(Extracted data entries)
▼

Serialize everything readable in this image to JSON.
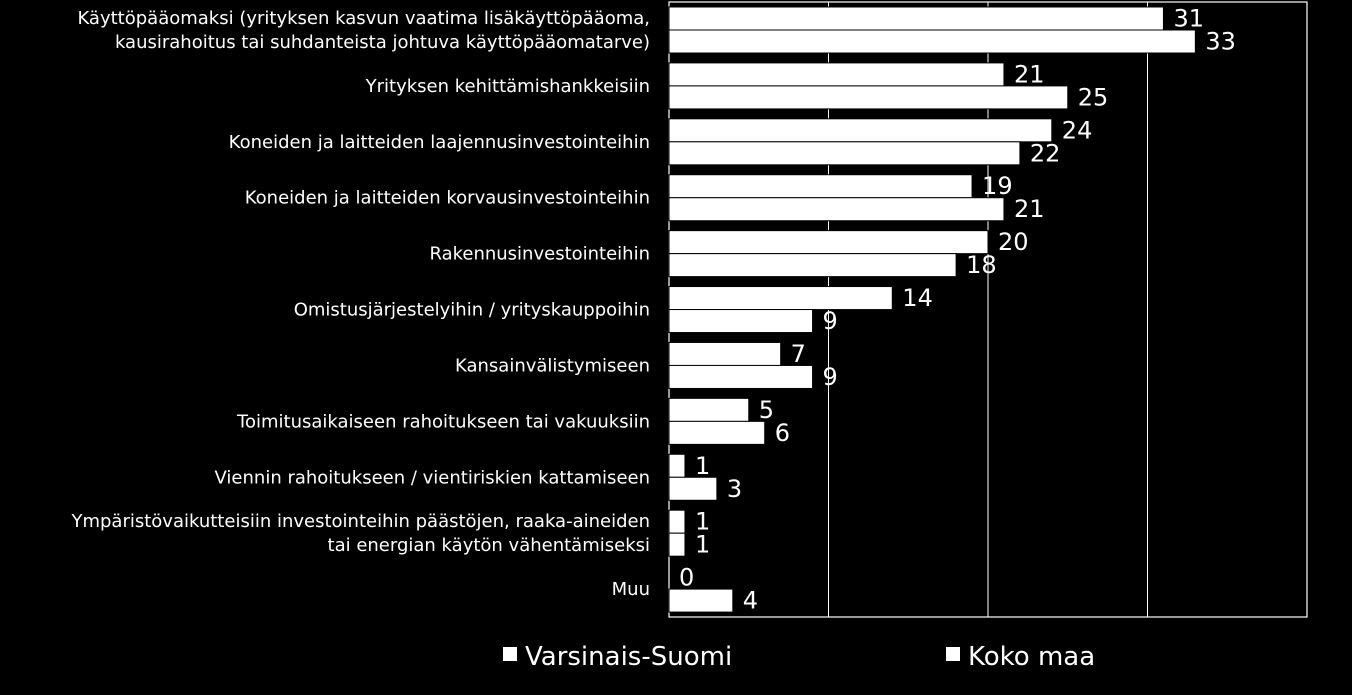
{
  "colors": {
    "background": "#000000",
    "bar_fill": "#ffffff",
    "bar_stroke": "#000000",
    "gridline": "#ffffff",
    "text": "#ffffff"
  },
  "chart_data": {
    "type": "bar",
    "orientation": "horizontal",
    "categories": [
      [
        "Käyttöpääomaksi (yrityksen kasvun vaatima lisäkäyttöpääoma,",
        "kausirahoitus tai suhdanteista johtuva käyttöpääomatarve)"
      ],
      [
        "Yrityksen kehittämishankkeisiin"
      ],
      [
        "Koneiden ja laitteiden laajennusinvestointeihin"
      ],
      [
        "Koneiden ja laitteiden korvausinvestointeihin"
      ],
      [
        "Rakennusinvestointeihin"
      ],
      [
        "Omistusjärjestelyihin / yrityskauppoihin"
      ],
      [
        "Kansainvälistymiseen"
      ],
      [
        "Toimitusaikaiseen rahoitukseen tai vakuuksiin"
      ],
      [
        "Viennin rahoitukseen / vientiriskien kattamiseen"
      ],
      [
        "Ympäristövaikutteisiin investointeihin päästöjen, raaka-aineiden",
        "tai energian käytön vähentämiseksi"
      ],
      [
        "Muu"
      ]
    ],
    "series": [
      {
        "name": "Varsinais-Suomi",
        "values": [
          31,
          21,
          24,
          19,
          20,
          14,
          7,
          5,
          1,
          1,
          0
        ]
      },
      {
        "name": "Koko maa",
        "values": [
          33,
          25,
          22,
          21,
          18,
          9,
          9,
          6,
          3,
          1,
          4
        ]
      }
    ],
    "xlim": [
      0,
      40
    ],
    "gridlines": [
      10,
      20,
      30
    ],
    "grid": true,
    "legend_position": "bottom"
  }
}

▲

(Task) Count the lines that include the word "laitteiden" and state the result as a bare number.

(Correct response) 2